(Dataset listings of figures)
====================

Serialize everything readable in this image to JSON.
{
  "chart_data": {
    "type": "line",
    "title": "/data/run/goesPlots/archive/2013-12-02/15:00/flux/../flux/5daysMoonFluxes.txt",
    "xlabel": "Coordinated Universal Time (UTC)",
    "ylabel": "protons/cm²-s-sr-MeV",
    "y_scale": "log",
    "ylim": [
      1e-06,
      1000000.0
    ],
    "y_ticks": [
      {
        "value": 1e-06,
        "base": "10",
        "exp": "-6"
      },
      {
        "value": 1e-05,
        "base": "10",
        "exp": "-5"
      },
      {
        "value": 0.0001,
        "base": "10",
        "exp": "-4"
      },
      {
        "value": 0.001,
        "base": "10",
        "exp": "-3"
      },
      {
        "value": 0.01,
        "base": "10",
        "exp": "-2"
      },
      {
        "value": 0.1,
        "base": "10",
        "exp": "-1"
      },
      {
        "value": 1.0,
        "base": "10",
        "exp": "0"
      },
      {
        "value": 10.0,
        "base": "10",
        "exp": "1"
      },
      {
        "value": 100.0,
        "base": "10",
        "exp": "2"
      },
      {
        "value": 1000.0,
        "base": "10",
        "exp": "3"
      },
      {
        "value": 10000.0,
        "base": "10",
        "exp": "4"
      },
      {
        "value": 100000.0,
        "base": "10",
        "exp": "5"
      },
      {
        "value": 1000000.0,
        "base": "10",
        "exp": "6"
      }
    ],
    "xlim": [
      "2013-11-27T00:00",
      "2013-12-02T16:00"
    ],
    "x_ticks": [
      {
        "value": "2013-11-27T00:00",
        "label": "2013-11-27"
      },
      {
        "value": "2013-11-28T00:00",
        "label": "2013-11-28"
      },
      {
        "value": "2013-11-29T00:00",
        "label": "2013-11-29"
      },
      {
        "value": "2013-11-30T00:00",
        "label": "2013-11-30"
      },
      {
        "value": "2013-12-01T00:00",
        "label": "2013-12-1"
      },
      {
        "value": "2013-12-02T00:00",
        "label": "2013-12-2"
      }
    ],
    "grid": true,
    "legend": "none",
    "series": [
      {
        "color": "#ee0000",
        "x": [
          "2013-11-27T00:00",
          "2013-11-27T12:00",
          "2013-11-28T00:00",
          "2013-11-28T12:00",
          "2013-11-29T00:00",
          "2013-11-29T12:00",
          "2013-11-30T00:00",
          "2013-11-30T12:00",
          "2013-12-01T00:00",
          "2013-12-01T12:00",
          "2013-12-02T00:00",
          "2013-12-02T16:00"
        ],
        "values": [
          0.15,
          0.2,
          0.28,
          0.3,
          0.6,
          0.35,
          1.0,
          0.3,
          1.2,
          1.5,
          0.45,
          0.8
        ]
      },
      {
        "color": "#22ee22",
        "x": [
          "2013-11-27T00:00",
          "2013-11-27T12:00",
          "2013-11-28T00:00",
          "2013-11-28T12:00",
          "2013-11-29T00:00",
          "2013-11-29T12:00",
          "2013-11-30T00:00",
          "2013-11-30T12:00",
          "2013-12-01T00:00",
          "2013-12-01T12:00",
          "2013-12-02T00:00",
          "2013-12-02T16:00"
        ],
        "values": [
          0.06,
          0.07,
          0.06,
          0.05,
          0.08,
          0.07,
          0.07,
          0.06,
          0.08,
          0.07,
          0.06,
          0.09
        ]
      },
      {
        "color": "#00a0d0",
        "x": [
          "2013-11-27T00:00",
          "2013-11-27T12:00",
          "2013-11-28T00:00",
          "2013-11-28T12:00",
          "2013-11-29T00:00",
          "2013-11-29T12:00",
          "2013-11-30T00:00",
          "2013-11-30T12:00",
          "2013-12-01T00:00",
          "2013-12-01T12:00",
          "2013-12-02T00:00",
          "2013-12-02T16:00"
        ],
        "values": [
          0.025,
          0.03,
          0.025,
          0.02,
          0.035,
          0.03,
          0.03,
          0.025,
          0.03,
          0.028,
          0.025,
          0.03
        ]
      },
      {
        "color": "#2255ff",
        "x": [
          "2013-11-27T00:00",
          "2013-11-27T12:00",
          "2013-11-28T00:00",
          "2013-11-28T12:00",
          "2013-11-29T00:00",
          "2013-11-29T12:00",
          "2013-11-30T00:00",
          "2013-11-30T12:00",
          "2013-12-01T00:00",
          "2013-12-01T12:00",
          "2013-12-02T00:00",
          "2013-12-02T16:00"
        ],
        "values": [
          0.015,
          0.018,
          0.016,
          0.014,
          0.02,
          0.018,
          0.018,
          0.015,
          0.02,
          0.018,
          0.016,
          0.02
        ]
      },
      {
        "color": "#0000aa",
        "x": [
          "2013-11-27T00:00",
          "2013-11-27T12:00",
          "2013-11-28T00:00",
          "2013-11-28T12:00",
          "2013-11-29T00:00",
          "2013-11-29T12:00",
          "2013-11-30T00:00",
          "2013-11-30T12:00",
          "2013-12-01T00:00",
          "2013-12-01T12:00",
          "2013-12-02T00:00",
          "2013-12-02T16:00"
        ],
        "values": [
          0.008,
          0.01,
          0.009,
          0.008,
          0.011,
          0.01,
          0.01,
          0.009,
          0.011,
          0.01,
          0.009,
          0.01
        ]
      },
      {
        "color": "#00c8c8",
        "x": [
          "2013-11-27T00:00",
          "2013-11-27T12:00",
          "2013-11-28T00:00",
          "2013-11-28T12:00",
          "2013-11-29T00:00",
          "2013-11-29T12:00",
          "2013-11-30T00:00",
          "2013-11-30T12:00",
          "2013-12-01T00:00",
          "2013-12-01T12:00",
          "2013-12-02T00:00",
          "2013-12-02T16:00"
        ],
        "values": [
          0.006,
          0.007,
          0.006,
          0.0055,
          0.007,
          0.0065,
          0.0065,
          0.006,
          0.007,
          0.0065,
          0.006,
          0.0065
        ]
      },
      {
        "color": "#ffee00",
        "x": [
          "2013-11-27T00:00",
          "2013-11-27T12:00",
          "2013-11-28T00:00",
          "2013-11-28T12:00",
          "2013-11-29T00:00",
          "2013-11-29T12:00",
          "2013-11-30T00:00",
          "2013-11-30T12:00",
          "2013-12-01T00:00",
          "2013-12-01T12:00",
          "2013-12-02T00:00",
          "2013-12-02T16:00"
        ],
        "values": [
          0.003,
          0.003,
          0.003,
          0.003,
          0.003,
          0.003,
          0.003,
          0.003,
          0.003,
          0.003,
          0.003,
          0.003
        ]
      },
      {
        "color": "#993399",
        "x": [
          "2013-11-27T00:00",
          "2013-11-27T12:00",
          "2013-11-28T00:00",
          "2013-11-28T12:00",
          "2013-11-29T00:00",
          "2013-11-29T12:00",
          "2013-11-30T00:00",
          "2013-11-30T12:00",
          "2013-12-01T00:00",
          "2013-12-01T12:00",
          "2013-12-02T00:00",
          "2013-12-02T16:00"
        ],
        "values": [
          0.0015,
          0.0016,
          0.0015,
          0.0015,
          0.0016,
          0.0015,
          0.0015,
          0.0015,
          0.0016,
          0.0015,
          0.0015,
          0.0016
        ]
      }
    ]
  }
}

====================

Instruction: Using the exact wording, write out all of the records.

Solution:
Serialize everything readable in this image to JSON.
{
  "chart_data": {
    "type": "line",
    "title": "/data/run/goesPlots/archive/2013-12-02/15:00/flux/../flux/5daysMoonFluxes.txt",
    "xlabel": "Coordinated Universal Time (UTC)",
    "ylabel": "protons/cm²-s-sr-MeV",
    "y_scale": "log",
    "ylim": [
      1e-06,
      1000000.0
    ],
    "y_ticks": [
      {
        "value": 1e-06,
        "base": "10",
        "exp": "-6"
      },
      {
        "value": 1e-05,
        "base": "10",
        "exp": "-5"
      },
      {
        "value": 0.0001,
        "base": "10",
        "exp": "-4"
      },
      {
        "value": 0.001,
        "base": "10",
        "exp": "-3"
      },
      {
        "value": 0.01,
        "base": "10",
        "exp": "-2"
      },
      {
        "value": 0.1,
        "base": "10",
        "exp": "-1"
      },
      {
        "value": 1.0,
        "base": "10",
        "exp": "0"
      },
      {
        "value": 10.0,
        "base": "10",
        "exp": "1"
      },
      {
        "value": 100.0,
        "base": "10",
        "exp": "2"
      },
      {
        "value": 1000.0,
        "base": "10",
        "exp": "3"
      },
      {
        "value": 10000.0,
        "base": "10",
        "exp": "4"
      },
      {
        "value": 100000.0,
        "base": "10",
        "exp": "5"
      },
      {
        "value": 1000000.0,
        "base": "10",
        "exp": "6"
      }
    ],
    "xlim": [
      "2013-11-27T00:00",
      "2013-12-02T16:00"
    ],
    "x_ticks": [
      {
        "value": "2013-11-27T00:00",
        "label": "2013-11-27"
      },
      {
        "value": "2013-11-28T00:00",
        "label": "2013-11-28"
      },
      {
        "value": "2013-11-29T00:00",
        "label": "2013-11-29"
      },
      {
        "value": "2013-11-30T00:00",
        "label": "2013-11-30"
      },
      {
        "value": "2013-12-01T00:00",
        "label": "2013-12-1"
      },
      {
        "value": "2013-12-02T00:00",
        "label": "2013-12-2"
      }
    ],
    "grid": true,
    "legend": "none",
    "series": [
      {
        "color": "#ee0000",
        "x": [
          "2013-11-27T00:00",
          "2013-11-27T12:00",
          "2013-11-28T00:00",
          "2013-11-28T12:00",
          "2013-11-29T00:00",
          "2013-11-29T12:00",
          "2013-11-30T00:00",
          "2013-11-30T12:00",
          "2013-12-01T00:00",
          "2013-12-01T12:00",
          "2013-12-02T00:00",
          "2013-12-02T16:00"
        ],
        "values": [
          0.15,
          0.2,
          0.28,
          0.3,
          0.6,
          0.35,
          1.0,
          0.3,
          1.2,
          1.5,
          0.45,
          0.8
        ]
      },
      {
        "color": "#22ee22",
        "x": [
          "2013-11-27T00:00",
          "2013-11-27T12:00",
          "2013-11-28T00:00",
          "2013-11-28T12:00",
          "2013-11-29T00:00",
          "2013-11-29T12:00",
          "2013-11-30T00:00",
          "2013-11-30T12:00",
          "2013-12-01T00:00",
          "2013-12-01T12:00",
          "2013-12-02T00:00",
          "2013-12-02T16:00"
        ],
        "values": [
          0.06,
          0.07,
          0.06,
          0.05,
          0.08,
          0.07,
          0.07,
          0.06,
          0.08,
          0.07,
          0.06,
          0.09
        ]
      },
      {
        "color": "#00a0d0",
        "x": [
          "2013-11-27T00:00",
          "2013-11-27T12:00",
          "2013-11-28T00:00",
          "2013-11-28T12:00",
          "2013-11-29T00:00",
          "2013-11-29T12:00",
          "2013-11-30T00:00",
          "2013-11-30T12:00",
          "2013-12-01T00:00",
          "2013-12-01T12:00",
          "2013-12-02T00:00",
          "2013-12-02T16:00"
        ],
        "values": [
          0.025,
          0.03,
          0.025,
          0.02,
          0.035,
          0.03,
          0.03,
          0.025,
          0.03,
          0.028,
          0.025,
          0.03
        ]
      },
      {
        "color": "#2255ff",
        "x": [
          "2013-11-27T00:00",
          "2013-11-27T12:00",
          "2013-11-28T00:00",
          "2013-11-28T12:00",
          "2013-11-29T00:00",
          "2013-11-29T12:00",
          "2013-11-30T00:00",
          "2013-11-30T12:00",
          "2013-12-01T00:00",
          "2013-12-01T12:00",
          "2013-12-02T00:00",
          "2013-12-02T16:00"
        ],
        "values": [
          0.015,
          0.018,
          0.016,
          0.014,
          0.02,
          0.018,
          0.018,
          0.015,
          0.02,
          0.018,
          0.016,
          0.02
        ]
      },
      {
        "color": "#0000aa",
        "x": [
          "2013-11-27T00:00",
          "2013-11-27T12:00",
          "2013-11-28T00:00",
          "2013-11-28T12:00",
          "2013-11-29T00:00",
          "2013-11-29T12:00",
          "2013-11-30T00:00",
          "2013-11-30T12:00",
          "2013-12-01T00:00",
          "2013-12-01T12:00",
          "2013-12-02T00:00",
          "2013-12-02T16:00"
        ],
        "values": [
          0.008,
          0.01,
          0.009,
          0.008,
          0.011,
          0.01,
          0.01,
          0.009,
          0.011,
          0.01,
          0.009,
          0.01
        ]
      },
      {
        "color": "#00c8c8",
        "x": [
          "2013-11-27T00:00",
          "2013-11-27T12:00",
          "2013-11-28T00:00",
          "2013-11-28T12:00",
          "2013-11-29T00:00",
          "2013-11-29T12:00",
          "2013-11-30T00:00",
          "2013-11-30T12:00",
          "2013-12-01T00:00",
          "2013-12-01T12:00",
          "2013-12-02T00:00",
          "2013-12-02T16:00"
        ],
        "values": [
          0.006,
          0.007,
          0.006,
          0.0055,
          0.007,
          0.0065,
          0.0065,
          0.006,
          0.007,
          0.0065,
          0.006,
          0.0065
        ]
      },
      {
        "color": "#ffee00",
        "x": [
          "2013-11-27T00:00",
          "2013-11-27T12:00",
          "2013-11-28T00:00",
          "2013-11-28T12:00",
          "2013-11-29T00:00",
          "2013-11-29T12:00",
          "2013-11-30T00:00",
          "2013-11-30T12:00",
          "2013-12-01T00:00",
          "2013-12-01T12:00",
          "2013-12-02T00:00",
          "2013-12-02T16:00"
        ],
        "values": [
          0.003,
          0.003,
          0.003,
          0.003,
          0.003,
          0.003,
          0.003,
          0.003,
          0.003,
          0.003,
          0.003,
          0.003
        ]
      },
      {
        "color": "#993399",
        "x": [
          "2013-11-27T00:00",
          "2013-11-27T12:00",
          "2013-11-28T00:00",
          "2013-11-28T12:00",
          "2013-11-29T00:00",
          "2013-11-29T12:00",
          "2013-11-30T00:00",
          "2013-11-30T12:00",
          "2013-12-01T00:00",
          "2013-12-01T12:00",
          "2013-12-02T00:00",
          "2013-12-02T16:00"
        ],
        "values": [
          0.0015,
          0.0016,
          0.0015,
          0.0015,
          0.0016,
          0.0015,
          0.0015,
          0.0015,
          0.0016,
          0.0015,
          0.0015,
          0.0016
        ]
      }
    ]
  }
}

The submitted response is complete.